-- START OF Extracted entries --

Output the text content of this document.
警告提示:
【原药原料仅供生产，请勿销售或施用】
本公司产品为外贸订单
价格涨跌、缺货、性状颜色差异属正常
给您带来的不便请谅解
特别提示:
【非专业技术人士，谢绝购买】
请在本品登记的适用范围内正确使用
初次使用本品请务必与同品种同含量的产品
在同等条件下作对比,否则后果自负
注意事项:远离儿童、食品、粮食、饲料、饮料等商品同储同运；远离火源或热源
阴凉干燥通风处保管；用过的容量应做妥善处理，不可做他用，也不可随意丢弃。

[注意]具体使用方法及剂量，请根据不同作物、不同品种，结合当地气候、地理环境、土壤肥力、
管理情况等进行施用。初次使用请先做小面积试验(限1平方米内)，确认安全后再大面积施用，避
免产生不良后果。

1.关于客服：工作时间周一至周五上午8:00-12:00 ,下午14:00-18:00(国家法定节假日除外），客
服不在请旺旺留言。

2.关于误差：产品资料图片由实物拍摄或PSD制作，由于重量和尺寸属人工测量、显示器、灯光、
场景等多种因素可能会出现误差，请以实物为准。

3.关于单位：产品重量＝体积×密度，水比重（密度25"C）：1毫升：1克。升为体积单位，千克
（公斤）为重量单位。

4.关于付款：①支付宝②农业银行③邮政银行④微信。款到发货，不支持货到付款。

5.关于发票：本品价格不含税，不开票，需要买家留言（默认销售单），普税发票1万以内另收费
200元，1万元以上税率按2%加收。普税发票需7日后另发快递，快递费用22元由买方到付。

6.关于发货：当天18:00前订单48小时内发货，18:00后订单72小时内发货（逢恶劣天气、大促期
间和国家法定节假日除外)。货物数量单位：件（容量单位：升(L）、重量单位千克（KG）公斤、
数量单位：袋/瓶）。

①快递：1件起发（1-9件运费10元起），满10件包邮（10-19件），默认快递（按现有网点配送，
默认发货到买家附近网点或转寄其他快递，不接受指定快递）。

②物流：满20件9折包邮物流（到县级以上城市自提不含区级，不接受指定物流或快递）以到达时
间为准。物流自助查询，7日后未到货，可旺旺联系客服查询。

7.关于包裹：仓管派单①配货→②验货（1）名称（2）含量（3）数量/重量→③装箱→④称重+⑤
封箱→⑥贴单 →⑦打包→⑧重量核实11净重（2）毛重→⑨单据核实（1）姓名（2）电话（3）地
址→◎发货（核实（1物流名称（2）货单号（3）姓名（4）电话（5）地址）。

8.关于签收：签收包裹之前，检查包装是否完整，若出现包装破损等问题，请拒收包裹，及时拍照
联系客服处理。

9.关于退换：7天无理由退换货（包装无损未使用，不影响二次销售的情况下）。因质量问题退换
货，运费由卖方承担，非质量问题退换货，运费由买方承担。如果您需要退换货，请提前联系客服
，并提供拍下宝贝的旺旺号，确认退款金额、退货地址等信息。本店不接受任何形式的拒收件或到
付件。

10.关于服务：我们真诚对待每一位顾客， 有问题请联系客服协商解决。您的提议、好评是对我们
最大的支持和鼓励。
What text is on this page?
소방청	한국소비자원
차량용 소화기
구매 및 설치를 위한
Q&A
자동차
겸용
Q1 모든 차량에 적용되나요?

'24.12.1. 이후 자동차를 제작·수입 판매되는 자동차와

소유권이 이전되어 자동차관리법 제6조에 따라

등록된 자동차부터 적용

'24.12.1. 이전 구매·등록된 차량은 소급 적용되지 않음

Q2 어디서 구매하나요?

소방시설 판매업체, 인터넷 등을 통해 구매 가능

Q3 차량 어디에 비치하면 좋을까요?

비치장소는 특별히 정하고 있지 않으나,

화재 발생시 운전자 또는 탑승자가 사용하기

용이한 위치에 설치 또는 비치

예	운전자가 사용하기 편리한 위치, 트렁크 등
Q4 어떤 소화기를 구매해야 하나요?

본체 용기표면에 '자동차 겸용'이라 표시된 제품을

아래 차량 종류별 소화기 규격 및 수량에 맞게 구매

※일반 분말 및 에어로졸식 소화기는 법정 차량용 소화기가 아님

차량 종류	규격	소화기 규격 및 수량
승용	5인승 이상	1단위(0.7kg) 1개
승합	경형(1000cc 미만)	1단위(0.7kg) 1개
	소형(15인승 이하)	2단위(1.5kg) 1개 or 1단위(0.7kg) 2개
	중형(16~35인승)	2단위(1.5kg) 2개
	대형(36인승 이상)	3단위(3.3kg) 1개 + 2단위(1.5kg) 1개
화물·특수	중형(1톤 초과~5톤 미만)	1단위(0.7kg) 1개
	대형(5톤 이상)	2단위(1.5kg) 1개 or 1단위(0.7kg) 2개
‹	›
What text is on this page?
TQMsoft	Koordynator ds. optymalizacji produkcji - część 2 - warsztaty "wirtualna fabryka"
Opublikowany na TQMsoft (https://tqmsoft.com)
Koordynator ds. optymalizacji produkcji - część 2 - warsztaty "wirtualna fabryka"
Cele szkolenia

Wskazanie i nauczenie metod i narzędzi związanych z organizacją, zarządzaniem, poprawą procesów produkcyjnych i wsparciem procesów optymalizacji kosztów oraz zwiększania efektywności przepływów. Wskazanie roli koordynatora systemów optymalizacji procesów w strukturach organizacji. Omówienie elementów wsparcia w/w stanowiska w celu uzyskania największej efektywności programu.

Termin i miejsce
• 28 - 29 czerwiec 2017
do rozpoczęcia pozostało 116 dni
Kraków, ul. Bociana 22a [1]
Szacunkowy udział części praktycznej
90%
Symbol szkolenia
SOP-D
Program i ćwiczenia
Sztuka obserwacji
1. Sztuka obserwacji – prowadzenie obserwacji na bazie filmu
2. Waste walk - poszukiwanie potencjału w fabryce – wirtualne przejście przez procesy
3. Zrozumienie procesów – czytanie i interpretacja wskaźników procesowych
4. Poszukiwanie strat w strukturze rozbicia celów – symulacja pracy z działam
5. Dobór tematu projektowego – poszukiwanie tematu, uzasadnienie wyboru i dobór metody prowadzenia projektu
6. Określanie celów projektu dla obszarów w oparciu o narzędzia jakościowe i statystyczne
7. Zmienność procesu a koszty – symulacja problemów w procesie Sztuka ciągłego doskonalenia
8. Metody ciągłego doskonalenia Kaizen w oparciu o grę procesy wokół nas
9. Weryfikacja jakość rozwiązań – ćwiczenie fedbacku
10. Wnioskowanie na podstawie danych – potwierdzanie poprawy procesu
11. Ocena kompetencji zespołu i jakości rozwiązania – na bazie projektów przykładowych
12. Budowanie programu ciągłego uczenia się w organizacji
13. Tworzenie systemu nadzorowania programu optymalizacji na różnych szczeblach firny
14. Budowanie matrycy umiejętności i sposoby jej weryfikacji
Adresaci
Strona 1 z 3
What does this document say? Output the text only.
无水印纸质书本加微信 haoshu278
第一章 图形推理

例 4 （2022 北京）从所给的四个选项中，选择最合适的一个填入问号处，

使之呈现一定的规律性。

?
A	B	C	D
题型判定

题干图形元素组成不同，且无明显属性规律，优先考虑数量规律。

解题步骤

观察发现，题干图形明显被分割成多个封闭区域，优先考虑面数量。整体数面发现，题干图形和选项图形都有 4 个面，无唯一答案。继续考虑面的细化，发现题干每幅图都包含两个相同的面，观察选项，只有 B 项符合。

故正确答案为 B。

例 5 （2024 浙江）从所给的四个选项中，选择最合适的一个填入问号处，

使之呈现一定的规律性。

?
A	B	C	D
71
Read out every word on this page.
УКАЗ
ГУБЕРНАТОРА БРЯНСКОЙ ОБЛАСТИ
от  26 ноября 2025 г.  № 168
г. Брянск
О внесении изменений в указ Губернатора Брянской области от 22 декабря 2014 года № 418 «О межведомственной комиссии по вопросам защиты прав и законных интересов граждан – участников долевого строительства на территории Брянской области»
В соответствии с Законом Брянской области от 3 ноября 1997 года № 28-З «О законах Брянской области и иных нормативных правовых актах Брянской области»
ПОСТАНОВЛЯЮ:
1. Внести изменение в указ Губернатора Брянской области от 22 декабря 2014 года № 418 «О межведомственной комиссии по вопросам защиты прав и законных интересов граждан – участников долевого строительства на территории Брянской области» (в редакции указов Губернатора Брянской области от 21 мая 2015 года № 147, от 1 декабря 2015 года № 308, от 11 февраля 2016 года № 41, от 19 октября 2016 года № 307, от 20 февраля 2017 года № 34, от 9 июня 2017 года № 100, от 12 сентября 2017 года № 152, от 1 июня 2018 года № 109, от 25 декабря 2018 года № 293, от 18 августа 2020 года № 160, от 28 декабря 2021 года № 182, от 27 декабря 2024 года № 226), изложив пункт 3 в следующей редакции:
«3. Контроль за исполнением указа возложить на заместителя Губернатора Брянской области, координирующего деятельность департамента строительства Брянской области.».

-- END OF Extracted entries --

▶ _Aim_: Scan the material above. Return every line containing the string "warsztaty".

▶ _Full solution_:
TQMsoft	Koordynator ds. optymalizacji produkcji - część 2 - warsztaty "wirtualna fabryka"
Koordynator ds. optymalizacji produkcji - część 2 - warsztaty "wirtualna fabryka"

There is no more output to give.